- RECORDS TO USE:

____________

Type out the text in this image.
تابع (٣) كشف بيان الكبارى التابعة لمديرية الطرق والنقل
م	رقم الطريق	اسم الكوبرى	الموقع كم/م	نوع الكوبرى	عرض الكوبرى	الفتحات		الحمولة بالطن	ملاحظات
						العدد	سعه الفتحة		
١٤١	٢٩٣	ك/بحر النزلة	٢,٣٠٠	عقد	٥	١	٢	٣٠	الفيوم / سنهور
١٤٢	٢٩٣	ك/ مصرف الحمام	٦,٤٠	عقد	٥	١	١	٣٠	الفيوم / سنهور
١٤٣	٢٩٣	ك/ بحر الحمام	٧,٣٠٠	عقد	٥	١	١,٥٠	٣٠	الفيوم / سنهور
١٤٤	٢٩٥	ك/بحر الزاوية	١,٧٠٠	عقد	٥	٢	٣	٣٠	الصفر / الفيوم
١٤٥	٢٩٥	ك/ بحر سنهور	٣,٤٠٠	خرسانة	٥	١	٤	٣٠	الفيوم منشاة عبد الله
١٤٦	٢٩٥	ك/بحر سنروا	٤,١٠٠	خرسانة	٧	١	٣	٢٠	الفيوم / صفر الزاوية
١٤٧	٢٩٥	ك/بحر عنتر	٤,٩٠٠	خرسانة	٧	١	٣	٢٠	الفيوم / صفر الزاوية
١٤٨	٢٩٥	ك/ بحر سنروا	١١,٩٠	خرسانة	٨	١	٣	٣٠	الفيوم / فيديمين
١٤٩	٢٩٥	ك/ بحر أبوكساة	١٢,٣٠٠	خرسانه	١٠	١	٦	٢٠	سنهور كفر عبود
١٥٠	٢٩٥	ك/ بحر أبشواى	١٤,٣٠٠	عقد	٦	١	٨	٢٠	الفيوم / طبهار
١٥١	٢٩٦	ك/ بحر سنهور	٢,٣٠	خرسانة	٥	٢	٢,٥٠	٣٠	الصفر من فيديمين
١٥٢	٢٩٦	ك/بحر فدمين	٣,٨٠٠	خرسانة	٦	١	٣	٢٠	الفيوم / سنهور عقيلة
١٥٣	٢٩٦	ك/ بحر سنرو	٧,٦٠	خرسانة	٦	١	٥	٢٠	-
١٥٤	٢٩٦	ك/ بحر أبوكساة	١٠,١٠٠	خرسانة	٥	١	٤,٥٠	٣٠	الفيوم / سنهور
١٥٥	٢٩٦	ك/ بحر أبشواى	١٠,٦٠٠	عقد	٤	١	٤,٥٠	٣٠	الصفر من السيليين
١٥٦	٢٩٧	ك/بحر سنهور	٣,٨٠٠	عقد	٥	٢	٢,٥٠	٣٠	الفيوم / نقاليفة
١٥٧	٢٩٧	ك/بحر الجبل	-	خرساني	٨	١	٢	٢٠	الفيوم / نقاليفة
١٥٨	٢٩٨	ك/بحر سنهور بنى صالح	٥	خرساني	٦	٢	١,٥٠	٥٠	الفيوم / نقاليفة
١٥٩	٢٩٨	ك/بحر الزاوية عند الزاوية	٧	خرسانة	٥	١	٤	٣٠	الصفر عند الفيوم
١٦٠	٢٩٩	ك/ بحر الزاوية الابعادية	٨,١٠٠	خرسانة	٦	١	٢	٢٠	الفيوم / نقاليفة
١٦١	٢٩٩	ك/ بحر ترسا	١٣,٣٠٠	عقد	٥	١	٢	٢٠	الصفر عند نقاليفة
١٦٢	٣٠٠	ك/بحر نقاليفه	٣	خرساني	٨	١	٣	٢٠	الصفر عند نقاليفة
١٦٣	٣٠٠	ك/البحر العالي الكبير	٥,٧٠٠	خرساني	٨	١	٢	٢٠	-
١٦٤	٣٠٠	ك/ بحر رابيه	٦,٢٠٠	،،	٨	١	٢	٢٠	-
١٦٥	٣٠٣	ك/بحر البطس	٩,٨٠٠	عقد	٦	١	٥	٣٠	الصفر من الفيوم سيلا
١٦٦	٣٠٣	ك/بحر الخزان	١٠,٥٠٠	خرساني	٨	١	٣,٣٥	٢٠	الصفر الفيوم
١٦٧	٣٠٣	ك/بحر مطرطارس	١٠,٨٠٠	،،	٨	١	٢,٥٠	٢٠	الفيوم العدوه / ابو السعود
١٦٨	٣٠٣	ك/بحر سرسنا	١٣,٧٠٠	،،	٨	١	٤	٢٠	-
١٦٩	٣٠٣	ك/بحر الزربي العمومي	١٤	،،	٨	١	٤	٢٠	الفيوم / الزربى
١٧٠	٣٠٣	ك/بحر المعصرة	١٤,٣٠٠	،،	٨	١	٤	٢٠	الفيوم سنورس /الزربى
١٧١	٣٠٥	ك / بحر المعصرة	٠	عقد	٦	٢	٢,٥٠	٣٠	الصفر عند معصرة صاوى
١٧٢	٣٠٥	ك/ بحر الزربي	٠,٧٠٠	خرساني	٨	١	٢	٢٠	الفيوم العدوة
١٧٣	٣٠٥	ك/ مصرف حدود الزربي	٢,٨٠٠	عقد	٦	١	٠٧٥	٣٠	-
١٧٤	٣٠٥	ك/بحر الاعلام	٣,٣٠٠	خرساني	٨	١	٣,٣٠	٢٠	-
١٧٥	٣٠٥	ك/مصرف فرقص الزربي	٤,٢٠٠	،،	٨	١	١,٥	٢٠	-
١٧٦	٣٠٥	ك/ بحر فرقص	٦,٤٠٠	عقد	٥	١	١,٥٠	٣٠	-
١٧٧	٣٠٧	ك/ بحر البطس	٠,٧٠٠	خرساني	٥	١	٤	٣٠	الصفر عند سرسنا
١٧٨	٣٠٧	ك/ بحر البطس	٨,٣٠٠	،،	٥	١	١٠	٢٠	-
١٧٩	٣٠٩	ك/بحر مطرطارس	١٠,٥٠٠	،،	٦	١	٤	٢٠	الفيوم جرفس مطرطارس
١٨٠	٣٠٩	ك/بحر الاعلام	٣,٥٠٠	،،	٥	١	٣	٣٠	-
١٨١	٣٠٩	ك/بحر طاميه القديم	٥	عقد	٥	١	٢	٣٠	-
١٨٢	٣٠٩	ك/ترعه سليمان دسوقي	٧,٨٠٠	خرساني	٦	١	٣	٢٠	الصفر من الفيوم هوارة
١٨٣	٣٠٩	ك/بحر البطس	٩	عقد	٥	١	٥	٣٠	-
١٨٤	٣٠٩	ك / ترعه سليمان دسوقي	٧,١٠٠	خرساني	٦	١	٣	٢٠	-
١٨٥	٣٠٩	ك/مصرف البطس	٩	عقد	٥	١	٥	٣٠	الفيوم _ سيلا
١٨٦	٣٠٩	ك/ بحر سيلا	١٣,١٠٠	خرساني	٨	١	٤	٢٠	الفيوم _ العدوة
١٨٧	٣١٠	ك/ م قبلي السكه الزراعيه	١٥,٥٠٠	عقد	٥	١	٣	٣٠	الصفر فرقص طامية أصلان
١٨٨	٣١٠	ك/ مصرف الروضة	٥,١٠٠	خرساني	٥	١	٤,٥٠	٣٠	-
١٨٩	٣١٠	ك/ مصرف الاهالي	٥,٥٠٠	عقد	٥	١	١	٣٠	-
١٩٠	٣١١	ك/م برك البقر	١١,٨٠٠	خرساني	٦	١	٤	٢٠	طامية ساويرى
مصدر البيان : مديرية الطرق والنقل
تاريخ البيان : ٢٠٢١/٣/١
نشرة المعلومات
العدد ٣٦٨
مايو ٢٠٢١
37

____________

- AIM OF THE EXERCISE: Reproduce the entire listing word for word.

- CORRECT ANSWER:
Type out the text in this image.
تابع (٣) كشف بيان الكبارى التابعة لمديرية الطرق والنقل
م	رقم الطريق	اسم الكوبرى	الموقع كم/م	نوع الكوبرى	عرض الكوبرى	الفتحات		الحمولة بالطن	ملاحظات
						العدد	سعه الفتحة		
١٤١	٢٩٣	ك/بحر النزلة	٢,٣٠٠	عقد	٥	١	٢	٣٠	الفيوم / سنهور
١٤٢	٢٩٣	ك/ مصرف الحمام	٦,٤٠	عقد	٥	١	١	٣٠	الفيوم / سنهور
١٤٣	٢٩٣	ك/ بحر الحمام	٧,٣٠٠	عقد	٥	١	١,٥٠	٣٠	الفيوم / سنهور
١٤٤	٢٩٥	ك/بحر الزاوية	١,٧٠٠	عقد	٥	٢	٣	٣٠	الصفر / الفيوم
١٤٥	٢٩٥	ك/ بحر سنهور	٣,٤٠٠	خرسانة	٥	١	٤	٣٠	الفيوم منشاة عبد الله
١٤٦	٢٩٥	ك/بحر سنروا	٤,١٠٠	خرسانة	٧	١	٣	٢٠	الفيوم / صفر الزاوية
١٤٧	٢٩٥	ك/بحر عنتر	٤,٩٠٠	خرسانة	٧	١	٣	٢٠	الفيوم / صفر الزاوية
١٤٨	٢٩٥	ك/ بحر سنروا	١١,٩٠	خرسانة	٨	١	٣	٣٠	الفيوم / فيديمين
١٤٩	٢٩٥	ك/ بحر أبوكساة	١٢,٣٠٠	خرسانه	١٠	١	٦	٢٠	سنهور كفر عبود
١٥٠	٢٩٥	ك/ بحر أبشواى	١٤,٣٠٠	عقد	٦	١	٨	٢٠	الفيوم / طبهار
١٥١	٢٩٦	ك/ بحر سنهور	٢,٣٠	خرسانة	٥	٢	٢,٥٠	٣٠	الصفر من فيديمين
١٥٢	٢٩٦	ك/بحر فدمين	٣,٨٠٠	خرسانة	٦	١	٣	٢٠	الفيوم / سنهور عقيلة
١٥٣	٢٩٦	ك/ بحر سنرو	٧,٦٠	خرسانة	٦	١	٥	٢٠	-
١٥٤	٢٩٦	ك/ بحر أبوكساة	١٠,١٠٠	خرسانة	٥	١	٤,٥٠	٣٠	الفيوم / سنهور
١٥٥	٢٩٦	ك/ بحر أبشواى	١٠,٦٠٠	عقد	٤	١	٤,٥٠	٣٠	الصفر من السيليين
١٥٦	٢٩٧	ك/بحر سنهور	٣,٨٠٠	عقد	٥	٢	٢,٥٠	٣٠	الفيوم / نقاليفة
١٥٧	٢٩٧	ك/بحر الجبل	-	خرساني	٨	١	٢	٢٠	الفيوم / نقاليفة
١٥٨	٢٩٨	ك/بحر سنهور بنى صالح	٥	خرساني	٦	٢	١,٥٠	٥٠	الفيوم / نقاليفة
١٥٩	٢٩٨	ك/بحر الزاوية عند الزاوية	٧	خرسانة	٥	١	٤	٣٠	الصفر عند الفيوم
١٦٠	٢٩٩	ك/ بحر الزاوية الابعادية	٨,١٠٠	خرسانة	٦	١	٢	٢٠	الفيوم / نقاليفة
١٦١	٢٩٩	ك/ بحر ترسا	١٣,٣٠٠	عقد	٥	١	٢	٢٠	الصفر عند نقاليفة
١٦٢	٣٠٠	ك/بحر نقاليفه	٣	خرساني	٨	١	٣	٢٠	الصفر عند نقاليفة
١٦٣	٣٠٠	ك/البحر العالي الكبير	٥,٧٠٠	خرساني	٨	١	٢	٢٠	-
١٦٤	٣٠٠	ك/ بحر رابيه	٦,٢٠٠	،،	٨	١	٢	٢٠	-
١٦٥	٣٠٣	ك/بحر البطس	٩,٨٠٠	عقد	٦	١	٥	٣٠	الصفر من الفيوم سيلا
١٦٦	٣٠٣	ك/بحر الخزان	١٠,٥٠٠	خرساني	٨	١	٣,٣٥	٢٠	الصفر الفيوم
١٦٧	٣٠٣	ك/بحر مطرطارس	١٠,٨٠٠	،،	٨	١	٢,٥٠	٢٠	الفيوم العدوه / ابو السعود
١٦٨	٣٠٣	ك/بحر سرسنا	١٣,٧٠٠	،،	٨	١	٤	٢٠	-
١٦٩	٣٠٣	ك/بحر الزربي العمومي	١٤	،،	٨	١	٤	٢٠	الفيوم / الزربى
١٧٠	٣٠٣	ك/بحر المعصرة	١٤,٣٠٠	،،	٨	١	٤	٢٠	الفيوم سنورس /الزربى
١٧١	٣٠٥	ك / بحر المعصرة	٠	عقد	٦	٢	٢,٥٠	٣٠	الصفر عند معصرة صاوى
١٧٢	٣٠٥	ك/ بحر الزربي	٠,٧٠٠	خرساني	٨	١	٢	٢٠	الفيوم العدوة
١٧٣	٣٠٥	ك/ مصرف حدود الزربي	٢,٨٠٠	عقد	٦	١	٠٧٥	٣٠	-
١٧٤	٣٠٥	ك/بحر الاعلام	٣,٣٠٠	خرساني	٨	١	٣,٣٠	٢٠	-
١٧٥	٣٠٥	ك/مصرف فرقص الزربي	٤,٢٠٠	،،	٨	١	١,٥	٢٠	-
١٧٦	٣٠٥	ك/ بحر فرقص	٦,٤٠٠	عقد	٥	١	١,٥٠	٣٠	-
١٧٧	٣٠٧	ك/ بحر البطس	٠,٧٠٠	خرساني	٥	١	٤	٣٠	الصفر عند سرسنا
١٧٨	٣٠٧	ك/ بحر البطس	٨,٣٠٠	،،	٥	١	١٠	٢٠	-
١٧٩	٣٠٩	ك/بحر مطرطارس	١٠,٥٠٠	،،	٦	١	٤	٢٠	الفيوم جرفس مطرطارس
١٨٠	٣٠٩	ك/بحر الاعلام	٣,٥٠٠	،،	٥	١	٣	٣٠	-
١٨١	٣٠٩	ك/بحر طاميه القديم	٥	عقد	٥	١	٢	٣٠	-
١٨٢	٣٠٩	ك/ترعه سليمان دسوقي	٧,٨٠٠	خرساني	٦	١	٣	٢٠	الصفر من الفيوم هوارة
١٨٣	٣٠٩	ك/بحر البطس	٩	عقد	٥	١	٥	٣٠	-
١٨٤	٣٠٩	ك / ترعه سليمان دسوقي	٧,١٠٠	خرساني	٦	١	٣	٢٠	-
١٨٥	٣٠٩	ك/مصرف البطس	٩	عقد	٥	١	٥	٣٠	الفيوم _ سيلا
١٨٦	٣٠٩	ك/ بحر سيلا	١٣,١٠٠	خرساني	٨	١	٤	٢٠	الفيوم _ العدوة
١٨٧	٣١٠	ك/ م قبلي السكه الزراعيه	١٥,٥٠٠	عقد	٥	١	٣	٣٠	الصفر فرقص طامية أصلان
١٨٨	٣١٠	ك/ مصرف الروضة	٥,١٠٠	خرساني	٥	١	٤,٥٠	٣٠	-
١٨٩	٣١٠	ك/ مصرف الاهالي	٥,٥٠٠	عقد	٥	١	١	٣٠	-
١٩٠	٣١١	ك/م برك البقر	١١,٨٠٠	خرساني	٦	١	٤	٢٠	طامية ساويرى
مصدر البيان : مديرية الطرق والنقل
تاريخ البيان : ٢٠٢١/٣/١
نشرة المعلومات
العدد ٣٦٨
مايو ٢٠٢١
37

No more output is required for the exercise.